THE REQUEST -
Omit all images, then return the remaining material exactly as it stands.

RECORDS PROVIDED -
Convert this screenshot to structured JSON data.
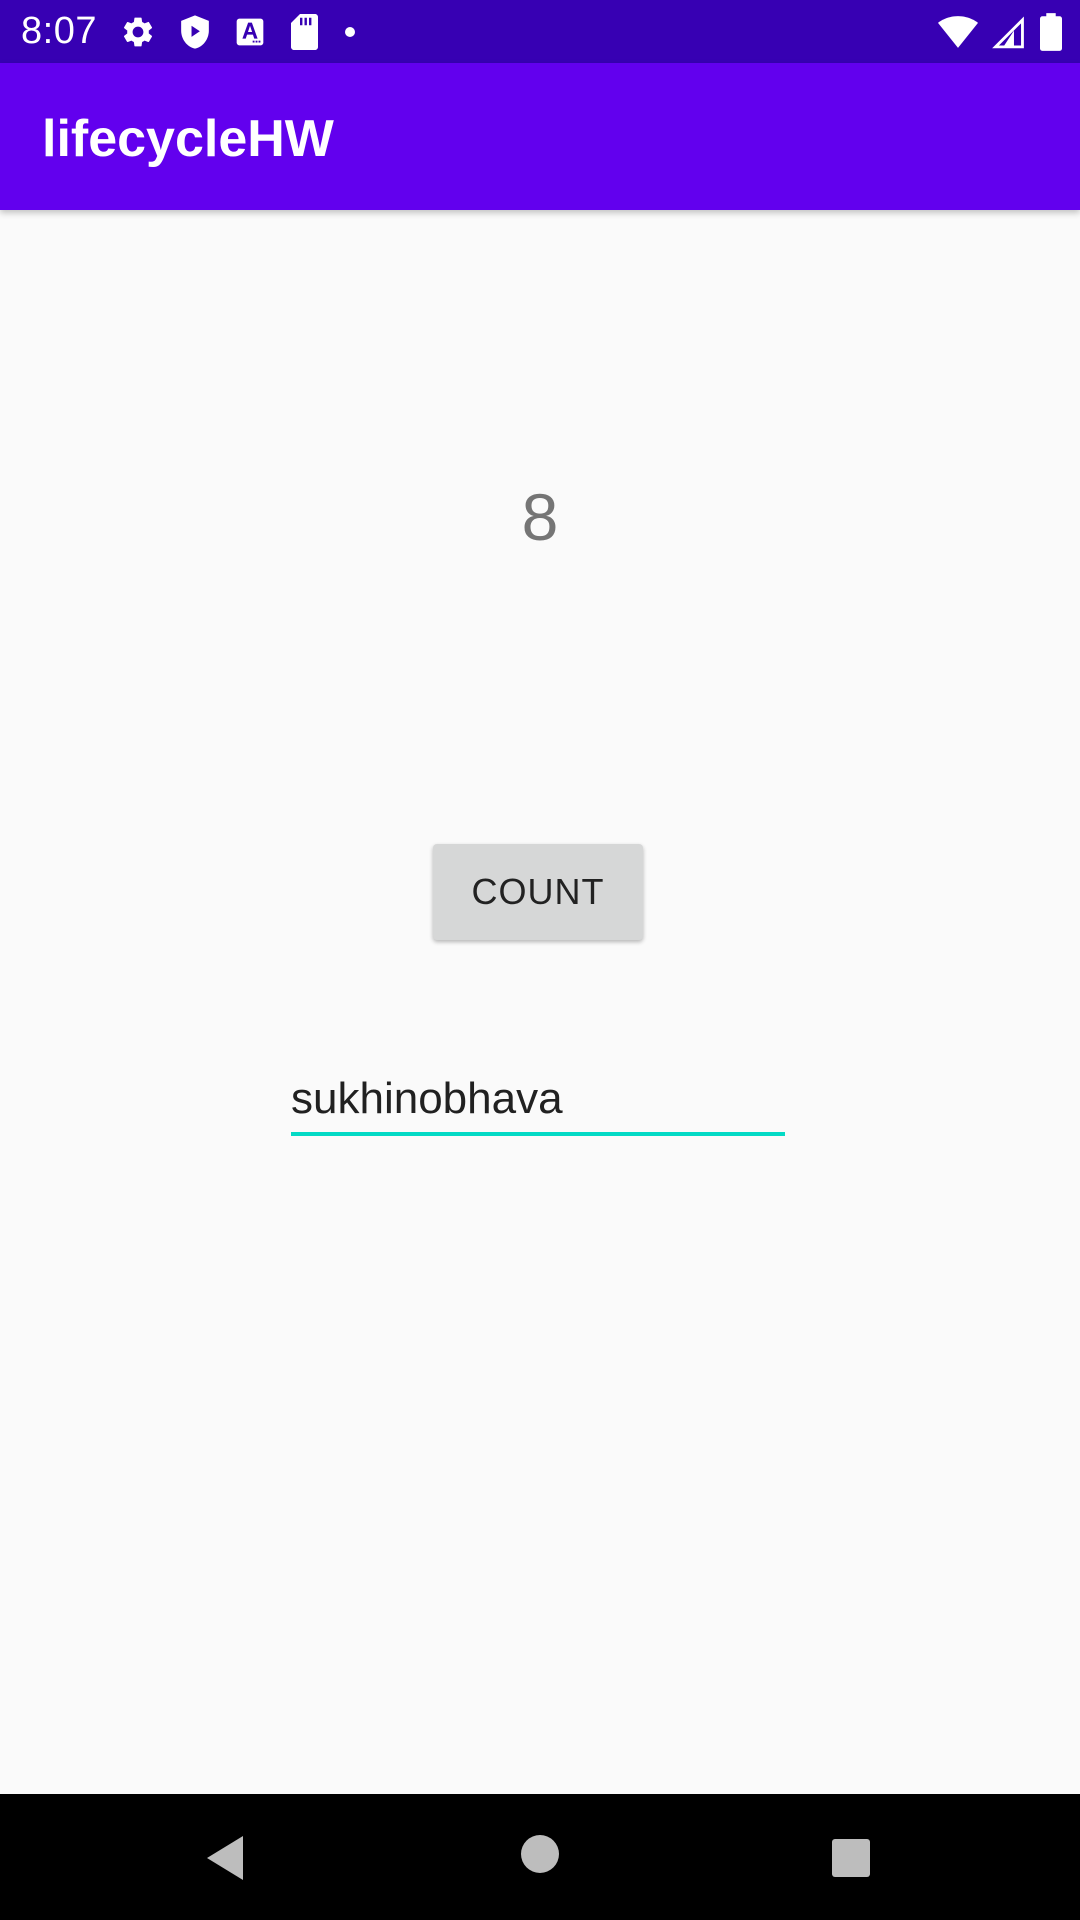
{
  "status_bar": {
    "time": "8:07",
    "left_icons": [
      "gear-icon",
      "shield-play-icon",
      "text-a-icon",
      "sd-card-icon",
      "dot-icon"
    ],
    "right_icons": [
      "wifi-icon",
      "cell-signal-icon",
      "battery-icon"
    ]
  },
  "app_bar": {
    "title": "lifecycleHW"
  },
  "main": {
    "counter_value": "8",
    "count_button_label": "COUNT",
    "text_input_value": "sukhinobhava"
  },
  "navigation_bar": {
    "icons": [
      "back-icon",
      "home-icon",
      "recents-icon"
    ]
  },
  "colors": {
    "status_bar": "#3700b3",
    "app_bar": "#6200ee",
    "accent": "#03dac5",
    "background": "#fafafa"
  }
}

CORRECT RESULT -
Convert this screenshot to structured JSON data.
{
  "status_bar": {
    "time": "8:07",
    "left_icons": [
      "gear-icon",
      "shield-play-icon",
      "text-a-icon",
      "sd-card-icon",
      "dot-icon"
    ],
    "right_icons": [
      "wifi-icon",
      "cell-signal-icon",
      "battery-icon"
    ]
  },
  "app_bar": {
    "title": "lifecycleHW"
  },
  "main": {
    "counter_value": "8",
    "count_button_label": "COUNT",
    "text_input_value": "sukhinobhava"
  },
  "navigation_bar": {
    "icons": [
      "back-icon",
      "home-icon",
      "recents-icon"
    ]
  },
  "colors": {
    "status_bar": "#3700b3",
    "app_bar": "#6200ee",
    "accent": "#03dac5",
    "background": "#fafafa"
  }
}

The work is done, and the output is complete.